## TASK PROMPT
Copy every entry word for word. Skip the pictures.

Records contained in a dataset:

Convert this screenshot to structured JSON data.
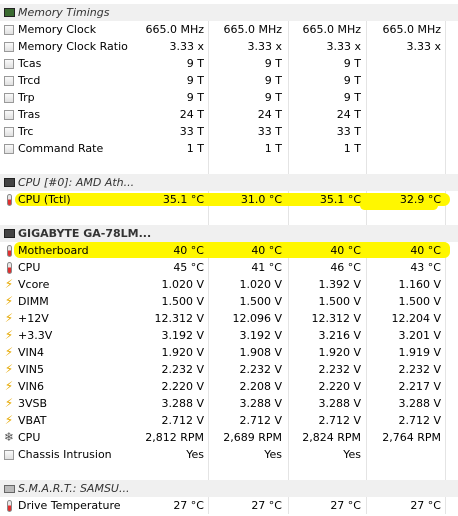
{
  "sections": {
    "memory": {
      "title": "Memory Timings",
      "rows": [
        {
          "label": "Memory Clock",
          "v": [
            "665.0 MHz",
            "665.0 MHz",
            "665.0 MHz",
            "665.0 MHz"
          ]
        },
        {
          "label": "Memory Clock Ratio",
          "v": [
            "3.33 x",
            "3.33 x",
            "3.33 x",
            "3.33 x"
          ]
        },
        {
          "label": "Tcas",
          "v": [
            "9 T",
            "9 T",
            "9 T",
            ""
          ]
        },
        {
          "label": "Trcd",
          "v": [
            "9 T",
            "9 T",
            "9 T",
            ""
          ]
        },
        {
          "label": "Trp",
          "v": [
            "9 T",
            "9 T",
            "9 T",
            ""
          ]
        },
        {
          "label": "Tras",
          "v": [
            "24 T",
            "24 T",
            "24 T",
            ""
          ]
        },
        {
          "label": "Trc",
          "v": [
            "33 T",
            "33 T",
            "33 T",
            ""
          ]
        },
        {
          "label": "Command Rate",
          "v": [
            "1 T",
            "1 T",
            "1 T",
            ""
          ]
        }
      ]
    },
    "cpu": {
      "title": "CPU [#0]: AMD Ath...",
      "rows": [
        {
          "label": "CPU (Tctl)",
          "v": [
            "35.1 °C",
            "31.0 °C",
            "35.1 °C",
            "32.9 °C"
          ]
        }
      ]
    },
    "mobo": {
      "title": "GIGABYTE GA-78LM...",
      "rows": [
        {
          "label": "Motherboard",
          "v": [
            "40 °C",
            "40 °C",
            "40 °C",
            "40 °C"
          ]
        },
        {
          "label": "CPU",
          "v": [
            "45 °C",
            "41 °C",
            "46 °C",
            "43 °C"
          ]
        },
        {
          "label": "Vcore",
          "v": [
            "1.020 V",
            "1.020 V",
            "1.392 V",
            "1.160 V"
          ]
        },
        {
          "label": "DIMM",
          "v": [
            "1.500 V",
            "1.500 V",
            "1.500 V",
            "1.500 V"
          ]
        },
        {
          "label": "+12V",
          "v": [
            "12.312 V",
            "12.096 V",
            "12.312 V",
            "12.204 V"
          ]
        },
        {
          "label": "+3.3V",
          "v": [
            "3.192 V",
            "3.192 V",
            "3.216 V",
            "3.201 V"
          ]
        },
        {
          "label": "VIN4",
          "v": [
            "1.920 V",
            "1.908 V",
            "1.920 V",
            "1.919 V"
          ]
        },
        {
          "label": "VIN5",
          "v": [
            "2.232 V",
            "2.232 V",
            "2.232 V",
            "2.232 V"
          ]
        },
        {
          "label": "VIN6",
          "v": [
            "2.220 V",
            "2.208 V",
            "2.220 V",
            "2.217 V"
          ]
        },
        {
          "label": "3VSB",
          "v": [
            "3.288 V",
            "3.288 V",
            "3.288 V",
            "3.288 V"
          ]
        },
        {
          "label": "VBAT",
          "v": [
            "2.712 V",
            "2.712 V",
            "2.712 V",
            "2.712 V"
          ]
        },
        {
          "label": "CPU",
          "v": [
            "2,812 RPM",
            "2,689 RPM",
            "2,824 RPM",
            "2,764 RPM"
          ]
        },
        {
          "label": "Chassis Intrusion",
          "v": [
            "Yes",
            "Yes",
            "Yes",
            ""
          ]
        }
      ]
    },
    "smart": {
      "title": "S.M.A.R.T.: SAMSU...",
      "rows": [
        {
          "label": "Drive Temperature",
          "v": [
            "27 °C",
            "27 °C",
            "27 °C",
            "27 °C"
          ]
        }
      ]
    }
  },
  "icons": {
    "memory": [
      "square-icon",
      "square-icon",
      "square-icon",
      "square-icon",
      "square-icon",
      "square-icon",
      "square-icon",
      "square-icon"
    ],
    "mobo": [
      "thermometer-icon",
      "thermometer-icon",
      "voltage-icon",
      "voltage-icon",
      "voltage-icon",
      "voltage-icon",
      "voltage-icon",
      "voltage-icon",
      "voltage-icon",
      "voltage-icon",
      "voltage-icon",
      "fan-icon",
      "square-icon"
    ]
  },
  "colors": {
    "highlight": "#fff700",
    "group_bg": "#f0f0f0",
    "grid": "#e4e4e4"
  }
}
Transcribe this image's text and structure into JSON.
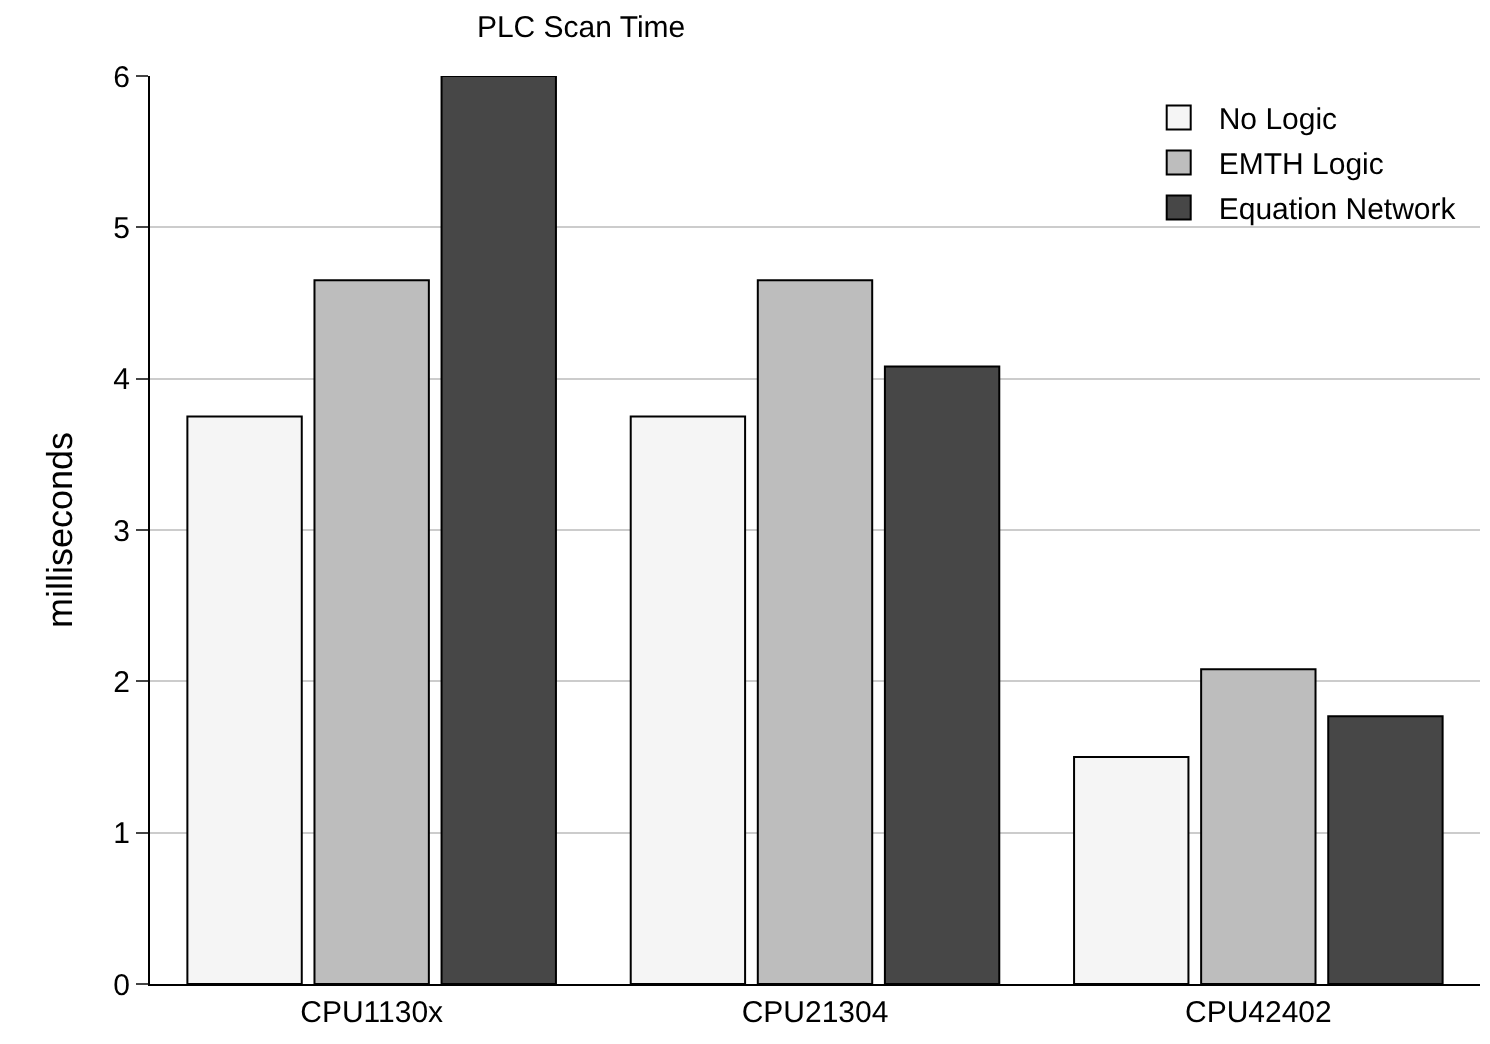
{
  "chart_data": {
    "type": "bar",
    "title": "PLC Scan Time",
    "ylabel": "milliseconds",
    "categories": [
      "CPU1130x",
      "CPU21304",
      "CPU42402"
    ],
    "series": [
      {
        "name": "No Logic",
        "color": "#f5f5f5",
        "values": [
          3.75,
          3.75,
          1.5
        ]
      },
      {
        "name": "EMTH Logic",
        "color": "#bdbdbd",
        "values": [
          4.65,
          4.65,
          2.08
        ]
      },
      {
        "name": "Equation Network",
        "color": "#474747",
        "values": [
          6,
          4.08,
          1.77
        ]
      }
    ],
    "ylim": [
      0,
      6
    ],
    "yticks": [
      0,
      1,
      2,
      3,
      4,
      5,
      6
    ],
    "grid": "y",
    "legend": "top right"
  }
}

## FULL ANSWER
Convert this screenshot to structured JSON data.
{
  "sections": {
    "memory": {
      "title": "Memory Timings",
      "rows": [
        {
          "label": "Memory Clock",
          "v": [
            "665.0 MHz",
            "665.0 MHz",
            "665.0 MHz",
            "665.0 MHz"
          ]
        },
        {
          "label": "Memory Clock Ratio",
          "v": [
            "3.33 x",
            "3.33 x",
            "3.33 x",
            "3.33 x"
          ]
        },
        {
          "label": "Tcas",
          "v": [
            "9 T",
            "9 T",
            "9 T",
            ""
          ]
        },
        {
          "label": "Trcd",
          "v": [
            "9 T",
            "9 T",
            "9 T",
            ""
          ]
        },
        {
          "label": "Trp",
          "v": [
            "9 T",
            "9 T",
            "9 T",
            ""
          ]
        },
        {
          "label": "Tras",
          "v": [
            "24 T",
            "24 T",
            "24 T",
            ""
          ]
        },
        {
          "label": "Trc",
          "v": [
            "33 T",
            "33 T",
            "33 T",
            ""
          ]
        },
        {
          "label": "Command Rate",
          "v": [
            "1 T",
            "1 T",
            "1 T",
            ""
          ]
        }
      ]
    },
    "cpu": {
      "title": "CPU [#0]: AMD Ath...",
      "rows": [
        {
          "label": "CPU (Tctl)",
          "v": [
            "35.1 °C",
            "31.0 °C",
            "35.1 °C",
            "32.9 °C"
          ]
        }
      ]
    },
    "mobo": {
      "title": "GIGABYTE GA-78LM...",
      "rows": [
        {
          "label": "Motherboard",
          "v": [
            "40 °C",
            "40 °C",
            "40 °C",
            "40 °C"
          ]
        },
        {
          "label": "CPU",
          "v": [
            "45 °C",
            "41 °C",
            "46 °C",
            "43 °C"
          ]
        },
        {
          "label": "Vcore",
          "v": [
            "1.020 V",
            "1.020 V",
            "1.392 V",
            "1.160 V"
          ]
        },
        {
          "label": "DIMM",
          "v": [
            "1.500 V",
            "1.500 V",
            "1.500 V",
            "1.500 V"
          ]
        },
        {
          "label": "+12V",
          "v": [
            "12.312 V",
            "12.096 V",
            "12.312 V",
            "12.204 V"
          ]
        },
        {
          "label": "+3.3V",
          "v": [
            "3.192 V",
            "3.192 V",
            "3.216 V",
            "3.201 V"
          ]
        },
        {
          "label": "VIN4",
          "v": [
            "1.920 V",
            "1.908 V",
            "1.920 V",
            "1.919 V"
          ]
        },
        {
          "label": "VIN5",
          "v": [
            "2.232 V",
            "2.232 V",
            "2.232 V",
            "2.232 V"
          ]
        },
        {
          "label": "VIN6",
          "v": [
            "2.220 V",
            "2.208 V",
            "2.220 V",
            "2.217 V"
          ]
        },
        {
          "label": "3VSB",
          "v": [
            "3.288 V",
            "3.288 V",
            "3.288 V",
            "3.288 V"
          ]
        },
        {
          "label": "VBAT",
          "v": [
            "2.712 V",
            "2.712 V",
            "2.712 V",
            "2.712 V"
          ]
        },
        {
          "label": "CPU",
          "v": [
            "2,812 RPM",
            "2,689 RPM",
            "2,824 RPM",
            "2,764 RPM"
          ]
        },
        {
          "label": "Chassis Intrusion",
          "v": [
            "Yes",
            "Yes",
            "Yes",
            ""
          ]
        }
      ]
    },
    "smart": {
      "title": "S.M.A.R.T.: SAMSU...",
      "rows": [
        {
          "label": "Drive Temperature",
          "v": [
            "27 °C",
            "27 °C",
            "27 °C",
            "27 °C"
          ]
        }
      ]
    }
  },
  "icons": {
    "memory": [
      "square-icon",
      "square-icon",
      "square-icon",
      "square-icon",
      "square-icon",
      "square-icon",
      "square-icon",
      "square-icon"
    ],
    "mobo": [
      "thermometer-icon",
      "thermometer-icon",
      "voltage-icon",
      "voltage-icon",
      "voltage-icon",
      "voltage-icon",
      "voltage-icon",
      "voltage-icon",
      "voltage-icon",
      "voltage-icon",
      "voltage-icon",
      "fan-icon",
      "square-icon"
    ]
  },
  "colors": {
    "highlight": "#fff700",
    "group_bg": "#f0f0f0",
    "grid": "#e4e4e4"
  }
}
Transcribe this image's text and structure into JSON.
{
  "chart_data": {
    "type": "bar",
    "title": "PLC Scan Time",
    "ylabel": "milliseconds",
    "categories": [
      "CPU1130x",
      "CPU21304",
      "CPU42402"
    ],
    "series": [
      {
        "name": "No Logic",
        "color": "#f5f5f5",
        "values": [
          3.75,
          3.75,
          1.5
        ]
      },
      {
        "name": "EMTH Logic",
        "color": "#bdbdbd",
        "values": [
          4.65,
          4.65,
          2.08
        ]
      },
      {
        "name": "Equation Network",
        "color": "#474747",
        "values": [
          6,
          4.08,
          1.77
        ]
      }
    ],
    "ylim": [
      0,
      6
    ],
    "yticks": [
      0,
      1,
      2,
      3,
      4,
      5,
      6
    ],
    "grid": "y",
    "legend": "top right"
  }
}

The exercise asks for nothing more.